● Requirement
Retype the full set of records. Keep every character identical.

##### Provided information

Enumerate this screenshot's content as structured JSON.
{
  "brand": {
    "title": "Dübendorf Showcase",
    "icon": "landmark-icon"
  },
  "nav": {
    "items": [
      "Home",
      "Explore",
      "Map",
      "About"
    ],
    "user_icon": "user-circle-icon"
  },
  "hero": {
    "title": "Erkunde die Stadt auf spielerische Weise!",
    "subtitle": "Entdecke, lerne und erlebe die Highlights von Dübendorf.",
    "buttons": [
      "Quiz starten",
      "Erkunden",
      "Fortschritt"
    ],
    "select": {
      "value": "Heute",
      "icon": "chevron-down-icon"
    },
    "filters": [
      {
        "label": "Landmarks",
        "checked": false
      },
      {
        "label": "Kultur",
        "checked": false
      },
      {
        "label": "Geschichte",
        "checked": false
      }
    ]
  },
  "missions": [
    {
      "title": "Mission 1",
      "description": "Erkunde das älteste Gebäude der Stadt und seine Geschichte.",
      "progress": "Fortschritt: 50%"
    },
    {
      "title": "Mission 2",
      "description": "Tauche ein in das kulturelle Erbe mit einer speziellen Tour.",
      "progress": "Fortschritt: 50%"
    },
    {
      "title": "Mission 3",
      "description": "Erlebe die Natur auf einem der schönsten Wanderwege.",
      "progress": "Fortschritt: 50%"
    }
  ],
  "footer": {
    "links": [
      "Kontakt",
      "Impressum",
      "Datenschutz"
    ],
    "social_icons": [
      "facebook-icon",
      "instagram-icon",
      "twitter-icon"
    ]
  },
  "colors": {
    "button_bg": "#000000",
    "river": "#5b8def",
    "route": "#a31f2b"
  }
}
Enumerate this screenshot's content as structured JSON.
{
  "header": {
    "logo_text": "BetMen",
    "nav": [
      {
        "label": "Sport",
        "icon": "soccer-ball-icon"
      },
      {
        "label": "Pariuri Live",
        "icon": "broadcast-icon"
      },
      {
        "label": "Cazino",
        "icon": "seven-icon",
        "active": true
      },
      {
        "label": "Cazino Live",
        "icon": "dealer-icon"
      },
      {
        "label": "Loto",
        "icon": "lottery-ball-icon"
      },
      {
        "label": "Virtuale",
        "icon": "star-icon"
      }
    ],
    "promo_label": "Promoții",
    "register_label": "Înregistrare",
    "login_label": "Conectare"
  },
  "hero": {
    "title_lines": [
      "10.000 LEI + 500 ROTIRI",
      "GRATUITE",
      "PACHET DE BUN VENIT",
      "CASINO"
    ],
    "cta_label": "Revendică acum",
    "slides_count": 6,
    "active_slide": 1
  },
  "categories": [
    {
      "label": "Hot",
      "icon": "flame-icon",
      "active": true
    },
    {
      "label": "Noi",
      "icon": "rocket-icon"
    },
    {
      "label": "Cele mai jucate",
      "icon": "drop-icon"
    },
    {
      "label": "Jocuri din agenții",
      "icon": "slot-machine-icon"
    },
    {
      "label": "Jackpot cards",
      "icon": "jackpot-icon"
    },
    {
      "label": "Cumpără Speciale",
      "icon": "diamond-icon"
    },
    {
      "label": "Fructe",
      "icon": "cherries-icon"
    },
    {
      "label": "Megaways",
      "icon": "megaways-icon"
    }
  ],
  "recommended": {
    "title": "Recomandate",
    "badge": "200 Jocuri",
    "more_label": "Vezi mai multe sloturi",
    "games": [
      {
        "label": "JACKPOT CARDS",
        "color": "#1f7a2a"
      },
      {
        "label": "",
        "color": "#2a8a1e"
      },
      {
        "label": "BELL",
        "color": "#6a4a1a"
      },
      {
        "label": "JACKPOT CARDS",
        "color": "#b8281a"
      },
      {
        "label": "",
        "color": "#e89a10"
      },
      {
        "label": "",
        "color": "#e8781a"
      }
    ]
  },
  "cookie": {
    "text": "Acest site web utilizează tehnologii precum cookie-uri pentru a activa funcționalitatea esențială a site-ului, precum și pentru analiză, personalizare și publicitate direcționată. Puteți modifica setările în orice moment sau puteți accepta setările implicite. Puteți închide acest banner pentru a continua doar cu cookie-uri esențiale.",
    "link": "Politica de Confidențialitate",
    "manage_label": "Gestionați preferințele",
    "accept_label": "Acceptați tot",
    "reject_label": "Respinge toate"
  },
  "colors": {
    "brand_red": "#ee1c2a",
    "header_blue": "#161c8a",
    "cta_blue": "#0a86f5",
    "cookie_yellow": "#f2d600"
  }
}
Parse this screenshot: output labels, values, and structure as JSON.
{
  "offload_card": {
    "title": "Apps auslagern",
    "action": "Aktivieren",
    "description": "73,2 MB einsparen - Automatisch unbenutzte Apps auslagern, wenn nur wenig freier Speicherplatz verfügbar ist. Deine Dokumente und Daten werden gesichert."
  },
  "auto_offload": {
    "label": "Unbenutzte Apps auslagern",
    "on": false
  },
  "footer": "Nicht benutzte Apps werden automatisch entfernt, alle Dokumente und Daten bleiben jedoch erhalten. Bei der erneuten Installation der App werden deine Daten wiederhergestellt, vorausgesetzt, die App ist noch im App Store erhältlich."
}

##########

● Task result
Enumerate this screenshot's content as structured JSON.
{
  "brand": {
    "title": "Dübendorf Showcase",
    "icon": "landmark-icon"
  },
  "nav": {
    "items": [
      "Home",
      "Explore",
      "Map",
      "About"
    ],
    "user_icon": "user-circle-icon"
  },
  "hero": {
    "title": "Erkunde die Stadt auf spielerische Weise!",
    "subtitle": "Entdecke, lerne und erlebe die Highlights von Dübendorf.",
    "buttons": [
      "Quiz starten",
      "Erkunden",
      "Fortschritt"
    ],
    "select": {
      "value": "Heute",
      "icon": "chevron-down-icon"
    },
    "filters": [
      {
        "label": "Landmarks",
        "checked": false
      },
      {
        "label": "Kultur",
        "checked": false
      },
      {
        "label": "Geschichte",
        "checked": false
      }
    ]
  },
  "missions": [
    {
      "title": "Mission 1",
      "description": "Erkunde das älteste Gebäude der Stadt und seine Geschichte.",
      "progress": "Fortschritt: 50%"
    },
    {
      "title": "Mission 2",
      "description": "Tauche ein in das kulturelle Erbe mit einer speziellen Tour.",
      "progress": "Fortschritt: 50%"
    },
    {
      "title": "Mission 3",
      "description": "Erlebe die Natur auf einem der schönsten Wanderwege.",
      "progress": "Fortschritt: 50%"
    }
  ],
  "footer": {
    "links": [
      "Kontakt",
      "Impressum",
      "Datenschutz"
    ],
    "social_icons": [
      "facebook-icon",
      "instagram-icon",
      "twitter-icon"
    ]
  },
  "colors": {
    "button_bg": "#000000",
    "river": "#5b8def",
    "route": "#a31f2b"
  }
}
Enumerate this screenshot's content as structured JSON.
{
  "header": {
    "logo_text": "BetMen",
    "nav": [
      {
        "label": "Sport",
        "icon": "soccer-ball-icon"
      },
      {
        "label": "Pariuri Live",
        "icon": "broadcast-icon"
      },
      {
        "label": "Cazino",
        "icon": "seven-icon",
        "active": true
      },
      {
        "label": "Cazino Live",
        "icon": "dealer-icon"
      },
      {
        "label": "Loto",
        "icon": "lottery-ball-icon"
      },
      {
        "label": "Virtuale",
        "icon": "star-icon"
      }
    ],
    "promo_label": "Promoții",
    "register_label": "Înregistrare",
    "login_label": "Conectare"
  },
  "hero": {
    "title_lines": [
      "10.000 LEI + 500 ROTIRI",
      "GRATUITE",
      "PACHET DE BUN VENIT",
      "CASINO"
    ],
    "cta_label": "Revendică acum",
    "slides_count": 6,
    "active_slide": 1
  },
  "categories": [
    {
      "label": "Hot",
      "icon": "flame-icon",
      "active": true
    },
    {
      "label": "Noi",
      "icon": "rocket-icon"
    },
    {
      "label": "Cele mai jucate",
      "icon": "drop-icon"
    },
    {
      "label": "Jocuri din agenții",
      "icon": "slot-machine-icon"
    },
    {
      "label": "Jackpot cards",
      "icon": "jackpot-icon"
    },
    {
      "label": "Cumpără Speciale",
      "icon": "diamond-icon"
    },
    {
      "label": "Fructe",
      "icon": "cherries-icon"
    },
    {
      "label": "Megaways",
      "icon": "megaways-icon"
    }
  ],
  "recommended": {
    "title": "Recomandate",
    "badge": "200 Jocuri",
    "more_label": "Vezi mai multe sloturi",
    "games": [
      {
        "label": "JACKPOT CARDS",
        "color": "#1f7a2a"
      },
      {
        "label": "",
        "color": "#2a8a1e"
      },
      {
        "label": "BELL",
        "color": "#6a4a1a"
      },
      {
        "label": "JACKPOT CARDS",
        "color": "#b8281a"
      },
      {
        "label": "",
        "color": "#e89a10"
      },
      {
        "label": "",
        "color": "#e8781a"
      }
    ]
  },
  "cookie": {
    "text": "Acest site web utilizează tehnologii precum cookie-uri pentru a activa funcționalitatea esențială a site-ului, precum și pentru analiză, personalizare și publicitate direcționată. Puteți modifica setările în orice moment sau puteți accepta setările implicite. Puteți închide acest banner pentru a continua doar cu cookie-uri esențiale.",
    "link": "Politica de Confidențialitate",
    "manage_label": "Gestionați preferințele",
    "accept_label": "Acceptați tot",
    "reject_label": "Respinge toate"
  },
  "colors": {
    "brand_red": "#ee1c2a",
    "header_blue": "#161c8a",
    "cta_blue": "#0a86f5",
    "cookie_yellow": "#f2d600"
  }
}
Parse this screenshot: output labels, values, and structure as JSON.
{
  "offload_card": {
    "title": "Apps auslagern",
    "action": "Aktivieren",
    "description": "73,2 MB einsparen - Automatisch unbenutzte Apps auslagern, wenn nur wenig freier Speicherplatz verfügbar ist. Deine Dokumente und Daten werden gesichert."
  },
  "auto_offload": {
    "label": "Unbenutzte Apps auslagern",
    "on": false
  },
  "footer": "Nicht benutzte Apps werden automatisch entfernt, alle Dokumente und Daten bleiben jedoch erhalten. Bei der erneuten Installation der App werden deine Daten wiederhergestellt, vorausgesetzt, die App ist noch im App Store erhältlich."
}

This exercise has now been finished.